Set task:
Every record should be written out exactly, please.

Data listing:
-- Begin --
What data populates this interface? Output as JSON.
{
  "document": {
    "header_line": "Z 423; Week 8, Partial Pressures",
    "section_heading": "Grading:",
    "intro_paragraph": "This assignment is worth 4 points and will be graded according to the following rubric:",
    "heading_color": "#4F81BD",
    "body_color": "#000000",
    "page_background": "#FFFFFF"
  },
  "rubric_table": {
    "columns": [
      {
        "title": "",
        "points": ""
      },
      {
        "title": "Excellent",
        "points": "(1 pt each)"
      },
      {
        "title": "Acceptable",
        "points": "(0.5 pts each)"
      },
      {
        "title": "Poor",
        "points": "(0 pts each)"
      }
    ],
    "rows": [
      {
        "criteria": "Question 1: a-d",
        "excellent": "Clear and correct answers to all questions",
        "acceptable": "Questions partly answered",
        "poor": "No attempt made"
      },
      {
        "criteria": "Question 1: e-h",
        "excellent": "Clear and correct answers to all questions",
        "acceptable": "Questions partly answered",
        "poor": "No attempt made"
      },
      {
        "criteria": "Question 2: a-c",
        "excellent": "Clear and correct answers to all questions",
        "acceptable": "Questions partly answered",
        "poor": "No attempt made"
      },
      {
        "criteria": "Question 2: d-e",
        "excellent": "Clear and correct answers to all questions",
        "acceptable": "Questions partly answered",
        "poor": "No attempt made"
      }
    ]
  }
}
-- End --
Solution below:
What data populates this interface? Output as JSON.
{
  "document": {
    "header_line": "Z 423; Week 8, Partial Pressures",
    "section_heading": "Grading:",
    "intro_paragraph": "This assignment is worth 4 points and will be graded according to the following rubric:",
    "heading_color": "#4F81BD",
    "body_color": "#000000",
    "page_background": "#FFFFFF"
  },
  "rubric_table": {
    "columns": [
      {
        "title": "",
        "points": ""
      },
      {
        "title": "Excellent",
        "points": "(1 pt each)"
      },
      {
        "title": "Acceptable",
        "points": "(0.5 pts each)"
      },
      {
        "title": "Poor",
        "points": "(0 pts each)"
      }
    ],
    "rows": [
      {
        "criteria": "Question 1: a-d",
        "excellent": "Clear and correct answers to all questions",
        "acceptable": "Questions partly answered",
        "poor": "No attempt made"
      },
      {
        "criteria": "Question 1: e-h",
        "excellent": "Clear and correct answers to all questions",
        "acceptable": "Questions partly answered",
        "poor": "No attempt made"
      },
      {
        "criteria": "Question 2: a-c",
        "excellent": "Clear and correct answers to all questions",
        "acceptable": "Questions partly answered",
        "poor": "No attempt made"
      },
      {
        "criteria": "Question 2: d-e",
        "excellent": "Clear and correct answers to all questions",
        "acceptable": "Questions partly answered",
        "poor": "No attempt made"
      }
    ]
  }
}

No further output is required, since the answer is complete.